__Materials provided__.
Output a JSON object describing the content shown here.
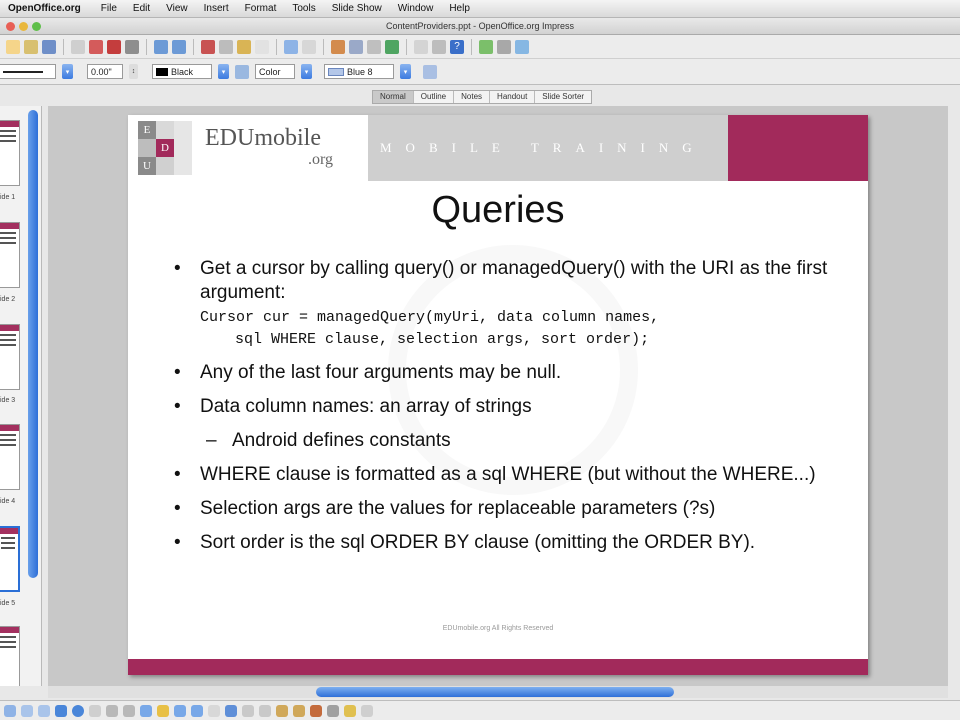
{
  "menubar": {
    "app_name": "OpenOffice.org",
    "items": [
      "File",
      "Edit",
      "View",
      "Insert",
      "Format",
      "Tools",
      "Slide Show",
      "Window",
      "Help"
    ]
  },
  "window": {
    "title": "ContentProviders.ppt - OpenOffice.org Impress"
  },
  "toolbar2": {
    "line_width": "0.00\"",
    "line_color": "Black",
    "area_style": "Color",
    "area_color": "Blue 8"
  },
  "view_tabs": [
    "Normal",
    "Outline",
    "Notes",
    "Handout",
    "Slide Sorter"
  ],
  "slides_panel": {
    "labels": [
      "ide 1",
      "ide 2",
      "ide 3",
      "ide 4",
      "ide 5"
    ]
  },
  "slide": {
    "brand": "EDUmobile",
    "brand_sub": ".org",
    "logo_letters": [
      "E",
      "D",
      "U"
    ],
    "banner_text": "MOBILE TRAINING",
    "title": "Queries",
    "bullets": {
      "b1": "Get a cursor by calling query() or managedQuery() with the URI as the first argument:",
      "code1": "Cursor cur = managedQuery(myUri, data column names,",
      "code2": "sql WHERE clause, selection args, sort order);",
      "b2": "Any of the last four arguments may be null.",
      "b3": "Data column names: an array of strings",
      "b3_sub": "Android defines constants",
      "b4": "WHERE clause is formatted as a sql WHERE (but without the WHERE...)",
      "b5": "Selection args are the values for replaceable parameters (?s)",
      "b6": "Sort order is the sql ORDER BY clause (omitting the ORDER BY)."
    },
    "bullet_char": "•",
    "dash_char": "–",
    "footer": "EDUmobile.org All Rights Reserved",
    "colors": {
      "accent": "#a22a5b",
      "banner_gray": "#cfcfcf"
    }
  }
}
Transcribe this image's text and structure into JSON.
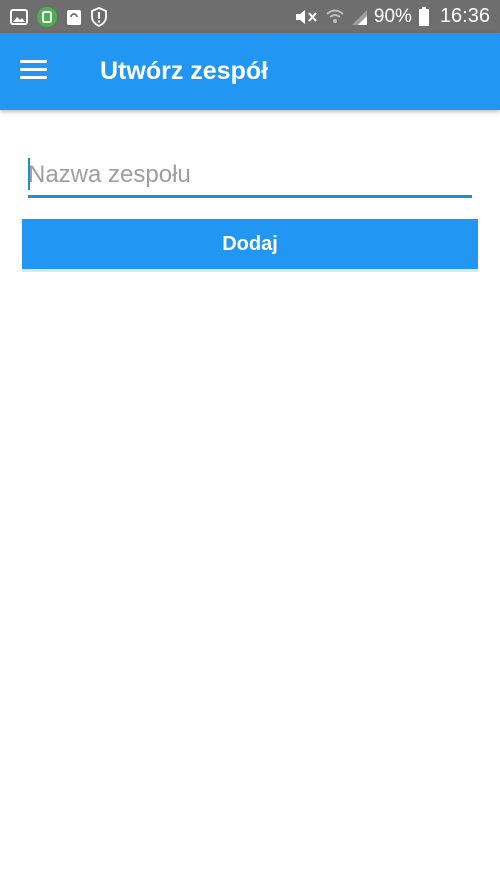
{
  "status_bar": {
    "battery_percent": "90%",
    "time": "16:36",
    "left_icons": [
      "image-icon",
      "android-notification-icon",
      "recycle-icon",
      "shield-alert-icon"
    ],
    "right_icons": [
      "mute-icon",
      "wifi-icon",
      "signal-icon",
      "battery-icon"
    ]
  },
  "app_bar": {
    "title": "Utwórz zespół",
    "color": "#2196f3"
  },
  "form": {
    "team_name_placeholder": "Nazwa zespołu",
    "team_name_value": "",
    "add_button_label": "Dodaj"
  }
}
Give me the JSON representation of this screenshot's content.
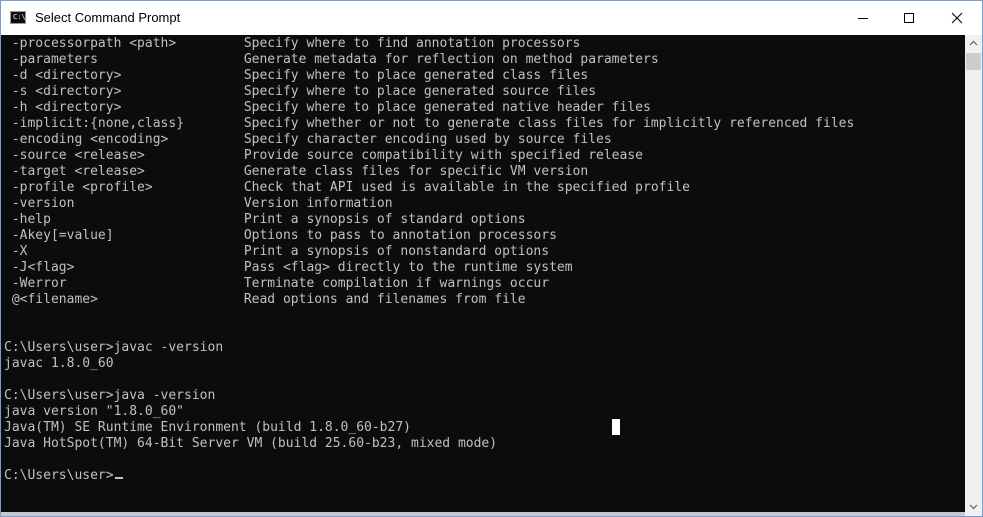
{
  "window": {
    "title": "Select Command Prompt",
    "icon": "cmd-icon",
    "icon_text": "C:\\"
  },
  "controls": {
    "minimize": "minimize-icon",
    "maximize": "maximize-icon",
    "close": "close-icon"
  },
  "options": [
    {
      "flag": "-processorpath <path>",
      "desc": "Specify where to find annotation processors"
    },
    {
      "flag": "-parameters",
      "desc": "Generate metadata for reflection on method parameters"
    },
    {
      "flag": "-d <directory>",
      "desc": "Specify where to place generated class files"
    },
    {
      "flag": "-s <directory>",
      "desc": "Specify where to place generated source files"
    },
    {
      "flag": "-h <directory>",
      "desc": "Specify where to place generated native header files"
    },
    {
      "flag": "-implicit:{none,class}",
      "desc": "Specify whether or not to generate class files for implicitly referenced files"
    },
    {
      "flag": "-encoding <encoding>",
      "desc": "Specify character encoding used by source files"
    },
    {
      "flag": "-source <release>",
      "desc": "Provide source compatibility with specified release"
    },
    {
      "flag": "-target <release>",
      "desc": "Generate class files for specific VM version"
    },
    {
      "flag": "-profile <profile>",
      "desc": "Check that API used is available in the specified profile"
    },
    {
      "flag": "-version",
      "desc": "Version information"
    },
    {
      "flag": "-help",
      "desc": "Print a synopsis of standard options"
    },
    {
      "flag": "-Akey[=value]",
      "desc": "Options to pass to annotation processors"
    },
    {
      "flag": "-X",
      "desc": "Print a synopsis of nonstandard options"
    },
    {
      "flag": "-J<flag>",
      "desc": "Pass <flag> directly to the runtime system"
    },
    {
      "flag": "-Werror",
      "desc": "Terminate compilation if warnings occur"
    },
    {
      "flag": "@<filename>",
      "desc": "Read options and filenames from file"
    }
  ],
  "session": {
    "javac_cmd": "C:\\Users\\user>javac -version",
    "javac_out": "javac 1.8.0_60",
    "java_cmd": "C:\\Users\\user>java -version",
    "java_out_1": "java version \"1.8.0_60\"",
    "java_out_2": "Java(TM) SE Runtime Environment (build 1.8.0_60-b27)",
    "java_out_3": "Java HotSpot(TM) 64-Bit Server VM (build 25.60-b23, mixed mode)",
    "prompt": "C:\\Users\\user>"
  },
  "colors": {
    "console_bg": "#0c0c0c",
    "console_fg": "#c0c0c0"
  }
}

__Task brief__. Lines that include the word "title" — how many are there in the data? Answer with the number alone.

__Exercise response__. 4